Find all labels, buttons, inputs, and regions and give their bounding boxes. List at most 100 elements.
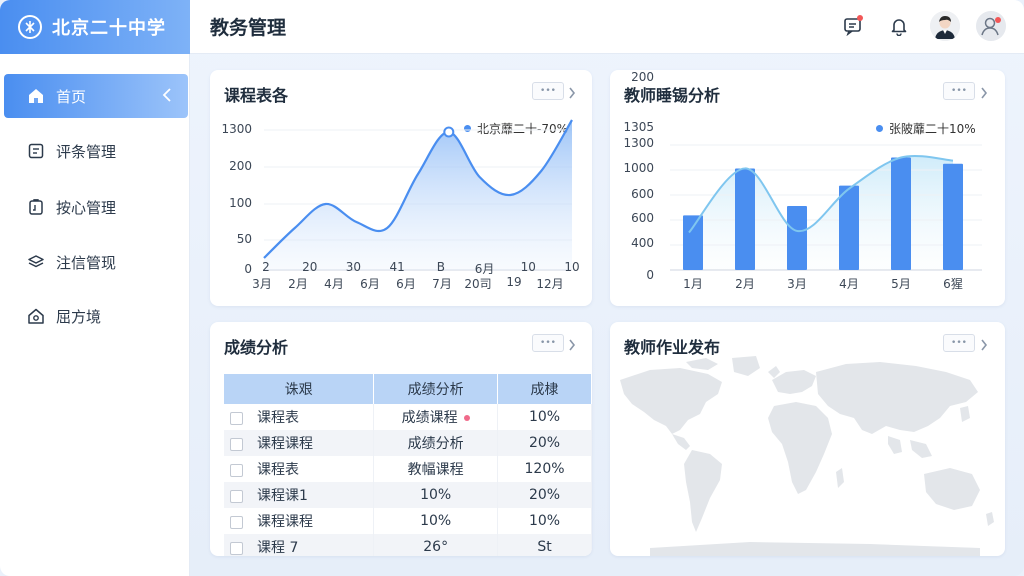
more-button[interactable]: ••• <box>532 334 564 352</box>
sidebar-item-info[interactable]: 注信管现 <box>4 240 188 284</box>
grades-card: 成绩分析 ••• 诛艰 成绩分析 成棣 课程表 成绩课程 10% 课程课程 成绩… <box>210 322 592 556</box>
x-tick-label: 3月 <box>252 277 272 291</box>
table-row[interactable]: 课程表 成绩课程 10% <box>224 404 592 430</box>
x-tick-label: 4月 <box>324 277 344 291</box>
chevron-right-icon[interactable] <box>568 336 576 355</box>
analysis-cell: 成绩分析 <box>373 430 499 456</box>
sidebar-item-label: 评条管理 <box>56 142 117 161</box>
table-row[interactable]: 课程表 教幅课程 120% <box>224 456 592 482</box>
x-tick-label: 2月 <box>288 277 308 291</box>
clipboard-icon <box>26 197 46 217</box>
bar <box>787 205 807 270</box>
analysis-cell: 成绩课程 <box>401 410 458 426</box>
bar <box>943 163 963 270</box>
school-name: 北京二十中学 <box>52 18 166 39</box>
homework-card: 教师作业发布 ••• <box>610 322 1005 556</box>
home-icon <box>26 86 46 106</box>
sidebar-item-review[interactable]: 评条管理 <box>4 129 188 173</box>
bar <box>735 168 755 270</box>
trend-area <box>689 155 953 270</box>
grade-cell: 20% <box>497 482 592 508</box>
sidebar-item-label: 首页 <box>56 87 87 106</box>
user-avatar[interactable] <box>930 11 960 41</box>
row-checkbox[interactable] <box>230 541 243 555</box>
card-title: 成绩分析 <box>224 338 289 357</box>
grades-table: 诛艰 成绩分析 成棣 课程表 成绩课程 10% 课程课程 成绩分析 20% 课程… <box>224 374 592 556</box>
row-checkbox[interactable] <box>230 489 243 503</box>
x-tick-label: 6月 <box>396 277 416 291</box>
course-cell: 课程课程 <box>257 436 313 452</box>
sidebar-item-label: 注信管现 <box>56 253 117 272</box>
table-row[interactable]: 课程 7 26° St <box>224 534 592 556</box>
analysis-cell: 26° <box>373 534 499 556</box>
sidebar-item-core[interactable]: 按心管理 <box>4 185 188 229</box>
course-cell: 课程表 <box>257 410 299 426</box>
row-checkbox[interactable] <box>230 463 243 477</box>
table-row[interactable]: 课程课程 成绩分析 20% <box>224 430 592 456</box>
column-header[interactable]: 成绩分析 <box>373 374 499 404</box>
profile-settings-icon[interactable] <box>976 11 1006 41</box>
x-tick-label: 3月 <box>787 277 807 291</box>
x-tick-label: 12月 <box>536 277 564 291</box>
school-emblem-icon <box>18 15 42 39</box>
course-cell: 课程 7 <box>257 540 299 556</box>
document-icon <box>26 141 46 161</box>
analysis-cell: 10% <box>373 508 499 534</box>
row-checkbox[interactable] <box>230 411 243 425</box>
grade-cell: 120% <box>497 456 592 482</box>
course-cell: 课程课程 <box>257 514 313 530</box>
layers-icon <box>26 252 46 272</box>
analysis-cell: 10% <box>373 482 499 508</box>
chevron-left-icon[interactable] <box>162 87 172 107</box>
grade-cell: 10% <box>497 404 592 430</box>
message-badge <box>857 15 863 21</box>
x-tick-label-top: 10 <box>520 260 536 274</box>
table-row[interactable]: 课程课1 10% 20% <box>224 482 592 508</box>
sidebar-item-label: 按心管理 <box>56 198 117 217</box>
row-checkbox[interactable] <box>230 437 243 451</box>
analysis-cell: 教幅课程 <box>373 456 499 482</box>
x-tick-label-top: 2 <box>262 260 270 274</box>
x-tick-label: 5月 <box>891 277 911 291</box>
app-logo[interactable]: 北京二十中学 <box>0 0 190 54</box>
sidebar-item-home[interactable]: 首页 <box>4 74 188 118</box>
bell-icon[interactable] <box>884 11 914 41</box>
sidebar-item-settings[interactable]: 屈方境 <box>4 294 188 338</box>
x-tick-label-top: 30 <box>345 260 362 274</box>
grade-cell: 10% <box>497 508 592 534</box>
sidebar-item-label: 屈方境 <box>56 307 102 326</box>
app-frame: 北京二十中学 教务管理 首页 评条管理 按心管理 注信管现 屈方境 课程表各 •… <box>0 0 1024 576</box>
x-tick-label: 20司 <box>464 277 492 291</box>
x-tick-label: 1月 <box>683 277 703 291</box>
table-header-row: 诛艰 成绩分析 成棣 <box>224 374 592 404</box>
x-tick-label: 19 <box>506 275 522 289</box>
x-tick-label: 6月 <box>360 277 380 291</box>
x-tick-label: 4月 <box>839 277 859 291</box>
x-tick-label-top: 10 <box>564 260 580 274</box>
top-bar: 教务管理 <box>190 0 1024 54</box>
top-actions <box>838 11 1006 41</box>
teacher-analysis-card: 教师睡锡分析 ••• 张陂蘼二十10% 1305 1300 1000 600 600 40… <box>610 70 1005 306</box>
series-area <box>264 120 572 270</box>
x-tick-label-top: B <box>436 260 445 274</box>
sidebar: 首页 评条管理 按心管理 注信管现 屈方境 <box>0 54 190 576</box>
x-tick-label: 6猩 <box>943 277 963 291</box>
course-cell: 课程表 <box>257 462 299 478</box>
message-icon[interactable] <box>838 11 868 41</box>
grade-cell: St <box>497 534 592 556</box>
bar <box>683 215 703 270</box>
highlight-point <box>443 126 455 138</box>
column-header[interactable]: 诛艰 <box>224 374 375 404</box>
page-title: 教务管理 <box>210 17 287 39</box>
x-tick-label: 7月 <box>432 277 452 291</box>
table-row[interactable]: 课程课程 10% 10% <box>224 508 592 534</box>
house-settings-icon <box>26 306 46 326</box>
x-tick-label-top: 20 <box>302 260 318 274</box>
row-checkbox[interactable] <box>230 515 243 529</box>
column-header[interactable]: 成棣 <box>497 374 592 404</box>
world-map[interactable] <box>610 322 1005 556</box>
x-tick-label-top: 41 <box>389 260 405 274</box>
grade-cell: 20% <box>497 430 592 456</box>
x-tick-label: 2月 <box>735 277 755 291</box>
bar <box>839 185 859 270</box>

──────

Objective:
Rewrite all of the rows above, swapping every "sidebar-item-label" for "nav-label", keeping everything else unchanged, and leaving out the pictures.

Full solution:
Find all labels, buttons, inputs, and regions and give their bounding boxes. List at most 100 elements.
more-button[interactable]: ••• <box>532 334 564 352</box>
sidebar-item-info[interactable]: 注信管现 <box>4 240 188 284</box>
grades-card: 成绩分析 ••• 诛艰 成绩分析 成棣 课程表 成绩课程 10% 课程课程 成绩… <box>210 322 592 556</box>
x-tick-label: 3月 <box>252 277 272 291</box>
table-row[interactable]: 课程表 成绩课程 10% <box>224 404 592 430</box>
x-tick-label: 4月 <box>324 277 344 291</box>
chevron-right-icon[interactable] <box>568 336 576 355</box>
analysis-cell: 成绩分析 <box>373 430 499 456</box>
nav-label: 评条管理 <box>56 142 117 161</box>
table-row[interactable]: 课程表 教幅课程 120% <box>224 456 592 482</box>
x-tick-label: 2月 <box>288 277 308 291</box>
clipboard-icon <box>26 197 46 217</box>
bar <box>787 205 807 270</box>
analysis-cell: 成绩课程 <box>401 410 458 426</box>
bar <box>943 163 963 270</box>
school-name: 北京二十中学 <box>52 18 166 39</box>
homework-card: 教师作业发布 ••• <box>610 322 1005 556</box>
home-icon <box>26 86 46 106</box>
sidebar-item-review[interactable]: 评条管理 <box>4 129 188 173</box>
bar <box>735 168 755 270</box>
trend-area <box>689 155 953 270</box>
grade-cell: 20% <box>497 482 592 508</box>
nav-label: 首页 <box>56 87 87 106</box>
user-avatar[interactable] <box>930 11 960 41</box>
row-checkbox[interactable] <box>230 541 243 555</box>
card-title: 成绩分析 <box>224 338 289 357</box>
grades-table: 诛艰 成绩分析 成棣 课程表 成绩课程 10% 课程课程 成绩分析 20% 课程… <box>224 374 592 556</box>
row-checkbox[interactable] <box>230 489 243 503</box>
x-tick-label: 6月 <box>396 277 416 291</box>
course-cell: 课程课程 <box>257 436 313 452</box>
nav-label: 注信管现 <box>56 253 117 272</box>
table-row[interactable]: 课程 7 26° St <box>224 534 592 556</box>
analysis-cell: 26° <box>373 534 499 556</box>
sidebar-item-core[interactable]: 按心管理 <box>4 185 188 229</box>
course-cell: 课程表 <box>257 410 299 426</box>
row-checkbox[interactable] <box>230 463 243 477</box>
table-row[interactable]: 课程课程 成绩分析 20% <box>224 430 592 456</box>
column-header[interactable]: 成绩分析 <box>373 374 499 404</box>
profile-settings-icon[interactable] <box>976 11 1006 41</box>
x-tick-label: 3月 <box>787 277 807 291</box>
x-tick-label: 12月 <box>536 277 564 291</box>
school-emblem-icon <box>18 15 42 39</box>
course-cell: 课程 7 <box>257 540 299 556</box>
document-icon <box>26 141 46 161</box>
analysis-cell: 10% <box>373 508 499 534</box>
row-checkbox[interactable] <box>230 411 243 425</box>
grade-cell: 120% <box>497 456 592 482</box>
course-cell: 课程课程 <box>257 514 313 530</box>
layers-icon <box>26 252 46 272</box>
analysis-cell: 10% <box>373 482 499 508</box>
chevron-left-icon[interactable] <box>162 87 172 107</box>
grade-cell: 10% <box>497 404 592 430</box>
message-badge <box>857 15 863 21</box>
x-tick-label-top: 10 <box>520 260 536 274</box>
table-row[interactable]: 课程课1 10% 20% <box>224 482 592 508</box>
nav-label: 按心管理 <box>56 198 117 217</box>
row-checkbox[interactable] <box>230 437 243 451</box>
analysis-cell: 教幅课程 <box>373 456 499 482</box>
x-tick-label-top: 2 <box>262 260 270 274</box>
x-tick-label: 5月 <box>891 277 911 291</box>
app-logo[interactable]: 北京二十中学 <box>0 0 190 54</box>
sidebar-item-home[interactable]: 首页 <box>4 74 188 118</box>
bell-icon[interactable] <box>884 11 914 41</box>
sidebar-item-settings[interactable]: 屈方境 <box>4 294 188 338</box>
x-tick-label-top: 30 <box>345 260 362 274</box>
grade-cell: 10% <box>497 508 592 534</box>
nav-label: 屈方境 <box>56 307 102 326</box>
app-frame: 北京二十中学 教务管理 首页 评条管理 按心管理 注信管现 屈方境 课程表各 •… <box>0 0 1024 576</box>
x-tick-label: 20司 <box>464 277 492 291</box>
x-tick-label: 1月 <box>683 277 703 291</box>
table-header-row: 诛艰 成绩分析 成棣 <box>224 374 592 404</box>
x-tick-label: 19 <box>506 275 522 289</box>
x-tick-label: 6月 <box>360 277 380 291</box>
x-tick-label: 4月 <box>839 277 859 291</box>
x-tick-label-top: 10 <box>564 260 580 274</box>
top-bar: 教务管理 <box>190 0 1024 54</box>
top-actions <box>838 11 1006 41</box>
teacher-analysis-card: 教师睡锡分析 ••• 张陂蘼二十10% 1305 1300 1000 600 600 40… <box>610 70 1005 306</box>
series-area <box>264 120 572 270</box>
x-tick-label-top: B <box>436 260 445 274</box>
sidebar: 首页 评条管理 按心管理 注信管现 屈方境 <box>0 54 190 576</box>
x-tick-label: 6猩 <box>943 277 963 291</box>
course-cell: 课程表 <box>257 462 299 478</box>
message-icon[interactable] <box>838 11 868 41</box>
grade-cell: St <box>497 534 592 556</box>
bar <box>683 215 703 270</box>
highlight-point <box>443 126 455 138</box>
column-header[interactable]: 诛艰 <box>224 374 375 404</box>
page-title: 教务管理 <box>210 17 287 39</box>
x-tick-label: 7月 <box>432 277 452 291</box>
table-row[interactable]: 课程课程 10% 10% <box>224 508 592 534</box>
house-settings-icon <box>26 306 46 326</box>
x-tick-label-top: 20 <box>302 260 318 274</box>
row-checkbox[interactable] <box>230 515 243 529</box>
column-header[interactable]: 成棣 <box>497 374 592 404</box>
world-map[interactable] <box>610 322 1005 556</box>
x-tick-label-top: 41 <box>389 260 405 274</box>
grade-cell: 20% <box>497 430 592 456</box>
x-tick-label: 2月 <box>735 277 755 291</box>
bar <box>839 185 859 270</box>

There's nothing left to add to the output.